Show every line where "полимерных" occurs.
[START Provided material]
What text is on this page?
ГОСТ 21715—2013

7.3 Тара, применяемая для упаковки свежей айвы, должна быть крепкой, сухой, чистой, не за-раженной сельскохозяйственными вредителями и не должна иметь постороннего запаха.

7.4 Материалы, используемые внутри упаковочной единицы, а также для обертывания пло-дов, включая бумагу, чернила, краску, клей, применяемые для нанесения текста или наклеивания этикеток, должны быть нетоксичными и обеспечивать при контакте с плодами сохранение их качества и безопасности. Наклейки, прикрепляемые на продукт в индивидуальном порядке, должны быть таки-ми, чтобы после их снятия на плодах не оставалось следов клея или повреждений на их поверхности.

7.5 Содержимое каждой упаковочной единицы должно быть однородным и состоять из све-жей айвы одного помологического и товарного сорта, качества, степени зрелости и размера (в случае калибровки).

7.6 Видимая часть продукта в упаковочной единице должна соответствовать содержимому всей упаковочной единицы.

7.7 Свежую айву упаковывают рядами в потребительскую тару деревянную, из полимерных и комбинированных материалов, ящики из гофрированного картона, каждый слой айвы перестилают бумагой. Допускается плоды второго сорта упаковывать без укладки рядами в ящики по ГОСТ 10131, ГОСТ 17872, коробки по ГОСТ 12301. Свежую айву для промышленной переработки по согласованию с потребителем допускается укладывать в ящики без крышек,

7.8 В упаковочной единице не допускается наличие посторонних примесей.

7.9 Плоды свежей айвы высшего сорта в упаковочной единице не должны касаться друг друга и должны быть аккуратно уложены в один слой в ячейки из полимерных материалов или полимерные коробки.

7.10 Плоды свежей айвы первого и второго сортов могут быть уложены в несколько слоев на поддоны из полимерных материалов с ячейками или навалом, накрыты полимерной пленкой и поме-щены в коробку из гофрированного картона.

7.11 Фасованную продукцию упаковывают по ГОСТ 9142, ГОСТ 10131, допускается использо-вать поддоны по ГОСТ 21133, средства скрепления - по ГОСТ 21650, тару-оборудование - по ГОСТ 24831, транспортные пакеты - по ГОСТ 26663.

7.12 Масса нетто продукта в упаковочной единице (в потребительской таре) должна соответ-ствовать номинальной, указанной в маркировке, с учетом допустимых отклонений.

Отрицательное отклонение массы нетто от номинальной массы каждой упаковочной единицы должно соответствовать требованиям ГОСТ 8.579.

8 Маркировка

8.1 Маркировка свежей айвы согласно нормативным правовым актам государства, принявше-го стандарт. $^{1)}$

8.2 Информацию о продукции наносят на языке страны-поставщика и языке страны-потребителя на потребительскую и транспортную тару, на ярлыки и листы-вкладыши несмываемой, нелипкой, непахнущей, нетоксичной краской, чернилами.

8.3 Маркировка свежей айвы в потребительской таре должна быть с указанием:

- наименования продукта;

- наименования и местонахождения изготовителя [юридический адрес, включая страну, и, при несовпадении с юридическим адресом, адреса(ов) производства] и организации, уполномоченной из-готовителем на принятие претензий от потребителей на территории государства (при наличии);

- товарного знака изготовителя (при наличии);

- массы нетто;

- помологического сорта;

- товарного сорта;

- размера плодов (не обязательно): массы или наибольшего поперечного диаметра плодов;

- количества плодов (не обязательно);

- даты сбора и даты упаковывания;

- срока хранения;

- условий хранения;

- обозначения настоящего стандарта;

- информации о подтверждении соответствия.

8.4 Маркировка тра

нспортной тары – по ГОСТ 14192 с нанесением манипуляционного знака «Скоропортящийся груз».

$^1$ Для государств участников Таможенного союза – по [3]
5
[END Provided material]
Complete answer:
7.7 Свежую айву упаковывают рядами в потребительскую тару деревянную, из полимерных и комбинированных материалов, ящики из гофрированного картона, каждый слой айвы перестилают бумагой. Допускается плоды второго сорта упаковывать без укладки рядами в ящики по ГОСТ 10131, ГОСТ 17872, коробки по ГОСТ 12301. Свежую айву для промышленной переработки по согласованию с потребителем допускается укладывать в ящики без крышек,
7.9 Плоды свежей айвы высшего сорта в упаковочной единице не должны касаться друг друга и должны быть аккуратно уложены в один слой в ячейки из полимерных материалов или полимерные коробки.
7.10 Плоды свежей айвы первого и второго сортов могут быть уложены в несколько слоев на поддоны из полимерных материалов с ячейками или навалом, накрыты полимерной пленкой и поме-щены в коробку из гофрированного картона.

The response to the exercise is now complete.